| WRITTEN EXERCISE |
Starting with the line that contains "window-title: rqt_graph__RosGraph - rqt" and going on through the line that contains "close-button[interactable]: × [530, 39, 542, 51]", swap "interactable" for "clickable" and leave everything else as it is. Give back only those lines.

| EXERCISE INPUTS |
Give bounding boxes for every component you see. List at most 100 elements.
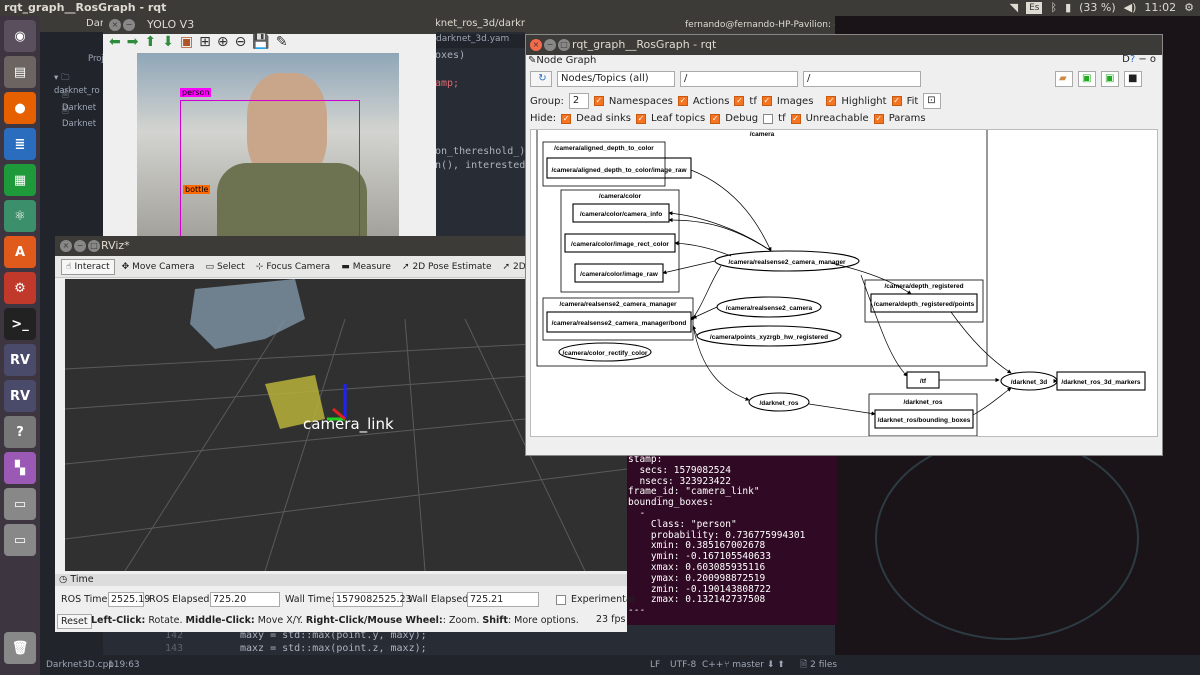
window-title: rqt_graph__RosGraph - rqt [572, 38, 717, 51]
files-icon[interactable]: ▤ [4, 56, 36, 88]
mode-select[interactable]: Nodes/Topics (all) [557, 71, 675, 87]
ros-graph-canvas[interactable]: /camera /camera/aligned_depth_to_color /… [530, 129, 1158, 437]
firefox-icon[interactable]: ● [4, 92, 36, 124]
status-encoding[interactable]: UTF-8 [670, 655, 696, 675]
unreachable-checkbox[interactable]: ✓ [790, 113, 801, 124]
close-button[interactable]: × [530, 39, 542, 51]
minimize-button[interactable]: − [544, 39, 556, 51]
namespaces-checkbox[interactable]: ✓ [593, 96, 604, 106]
brush-icon[interactable]: ✎ [276, 34, 288, 50]
cluster-camera [536, 130, 988, 367]
wall-time-field[interactable]: 1579082525.23 [333, 592, 412, 607]
group-spinbox[interactable]: 2 [568, 93, 589, 109]
experimental-checkbox[interactable] [556, 595, 566, 605]
measure-icon: ▬ [341, 261, 350, 272]
trash-icon[interactable]: 🗑 [4, 632, 36, 664]
tool-interact[interactable]: ☝ Interact [61, 258, 115, 275]
tool-select[interactable]: ▭ Select [201, 260, 248, 274]
maximize-button[interactable]: □ [88, 240, 100, 252]
fit-view-icon[interactable]: ⊡ [923, 93, 942, 109]
rviz-icon[interactable]: RV [4, 344, 36, 376]
params-checkbox[interactable]: ✓ [873, 113, 884, 124]
tf-hide-checkbox[interactable] [763, 113, 774, 124]
file-item[interactable]: 🗎 Darknet [62, 105, 103, 129]
volume-icon[interactable]: ◀) [1124, 0, 1137, 16]
actions-checkbox[interactable]: ✓ [677, 96, 688, 106]
tool-2d-pose-estimate[interactable]: ➚ 2D Pose Estimate [398, 260, 496, 274]
image-icon[interactable]: ▣ [180, 34, 193, 50]
up-icon[interactable]: ⬆ [144, 34, 156, 50]
highlight-checkbox[interactable]: ✓ [826, 96, 837, 106]
status-cursor[interactable]: 119:63 [108, 655, 140, 675]
tool-move-camera[interactable]: ✥ Move Camera [118, 260, 199, 274]
down-icon[interactable]: ⬇ [162, 34, 174, 50]
battery-icon[interactable]: ▮ [1065, 0, 1071, 16]
zoom-in-icon[interactable]: ⊕ [217, 34, 229, 50]
clock[interactable]: 11:02 [1144, 0, 1176, 16]
save-svg-icon[interactable]: ▣ [1101, 71, 1119, 87]
tool-measure[interactable]: ▬ Measure [337, 260, 395, 274]
plugin-controls[interactable]: D? − o [1122, 54, 1156, 65]
calc-icon[interactable]: ▦ [4, 164, 36, 196]
workspace-switcher-icon[interactable]: ▚ [4, 452, 36, 484]
help-icon[interactable]: ? [4, 416, 36, 448]
tool-label: Focus Camera [266, 261, 331, 272]
grid-icon[interactable]: ⊞ [199, 34, 211, 50]
back-icon[interactable]: ⬅ [109, 34, 121, 50]
tool-focus-camera[interactable]: ⊹ Focus Camera [252, 260, 334, 274]
leaf-topics-checkbox[interactable]: ✓ [636, 113, 647, 124]
launcher: ◉ ▤ ● ≣ ▦ ⚛ A ⚙ >_ RV RV ? ▚ ▭ ▭ 🗑 [0, 16, 40, 675]
images-checkbox[interactable]: ✓ [761, 96, 772, 106]
close-button[interactable]: × [109, 19, 121, 31]
save-dot-icon[interactable]: ▣ [1078, 71, 1096, 87]
atom-icon[interactable]: ⚛ [4, 200, 36, 232]
software-center-icon[interactable]: A [4, 236, 36, 268]
status-branch[interactable]: ⑂ master ⬇ ⬆ [724, 655, 785, 675]
ros-graph: /camera /camera/aligned_depth_to_color /… [536, 130, 1146, 436]
status-grammar[interactable]: C++ [702, 655, 723, 675]
status-file[interactable]: Darknet3D.cpp [46, 655, 114, 675]
drive-icon[interactable]: ▭ [4, 488, 36, 520]
terminal-icon[interactable]: >_ [4, 308, 36, 340]
minimize-button[interactable]: − [74, 240, 86, 252]
open-icon[interactable]: ▰ [1055, 71, 1073, 87]
zoom-out-icon[interactable]: ⊖ [235, 34, 247, 50]
reset-button[interactable]: Reset [57, 614, 92, 629]
system-settings-icon[interactable]: ⚙ [4, 272, 36, 304]
node-image-raw-label: /camera/color/image_raw [580, 271, 659, 278]
fit-checkbox[interactable]: ✓ [891, 96, 902, 106]
tf-checkbox[interactable]: ✓ [734, 96, 745, 106]
rviz-icon[interactable]: RV [4, 380, 36, 412]
node-filter-input[interactable]: / [680, 71, 798, 87]
group-label: Group: [530, 95, 564, 107]
forward-icon[interactable]: ➡ [127, 34, 139, 50]
ros-time-field[interactable]: 2525.19 [108, 592, 150, 607]
ros-elapsed-label: ROS Elapsed: [149, 594, 213, 605]
wifi-icon[interactable]: ◥ [1010, 0, 1018, 16]
keyboard-layout[interactable]: Es [1026, 2, 1043, 14]
battery-percent[interactable]: (33 %) [1079, 0, 1116, 16]
writer-icon[interactable]: ≣ [4, 128, 36, 160]
close-button[interactable]: × [60, 240, 72, 252]
ros-elapsed-field[interactable]: 725.20 [210, 592, 280, 607]
debug-checkbox[interactable]: ✓ [710, 113, 721, 124]
wall-elapsed-field[interactable]: 725.21 [467, 592, 539, 607]
topic-filter-input[interactable]: / [803, 71, 921, 87]
select-icon: ▭ [205, 261, 214, 272]
status-line-ending[interactable]: LF [650, 655, 660, 675]
project-tab[interactable]: Proj [88, 54, 104, 64]
refresh-icon[interactable]: ↻ [530, 71, 552, 87]
dead-sinks-checkbox[interactable]: ✓ [561, 113, 572, 124]
settings-icon[interactable]: ⚙ [1184, 0, 1194, 16]
status-files[interactable]: 🗎 2 files [800, 655, 837, 675]
ubuntu-logo-icon[interactable]: ◉ [4, 20, 36, 52]
minimize-button[interactable]: − [123, 19, 135, 31]
drive-icon[interactable]: ▭ [4, 524, 36, 556]
maximize-button[interactable]: □ [558, 39, 570, 51]
bluetooth-icon[interactable]: ᛒ [1050, 0, 1057, 16]
tool-label: Select [217, 261, 245, 272]
dead-sinks-label: Dead sinks [576, 113, 632, 124]
screenshot-icon[interactable]: ■ [1124, 71, 1142, 87]
window-title: RViz* [101, 239, 130, 252]
save-icon[interactable]: 💾 [252, 34, 269, 50]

| SOLUTION |
window-title: rqt_graph__RosGraph - rqt [572, 38, 717, 51]
files-icon[clickable]: ▤ [4, 56, 36, 88]
mode-select[clickable]: Nodes/Topics (all) [557, 71, 675, 87]
ros-graph-canvas[clickable]: /camera /camera/aligned_depth_to_color /… [530, 129, 1158, 437]
firefox-icon[clickable]: ● [4, 92, 36, 124]
status-encoding[clickable]: UTF-8 [670, 655, 696, 675]
unreachable-checkbox[clickable]: ✓ [790, 113, 801, 124]
close-button[clickable]: × [530, 39, 542, 51]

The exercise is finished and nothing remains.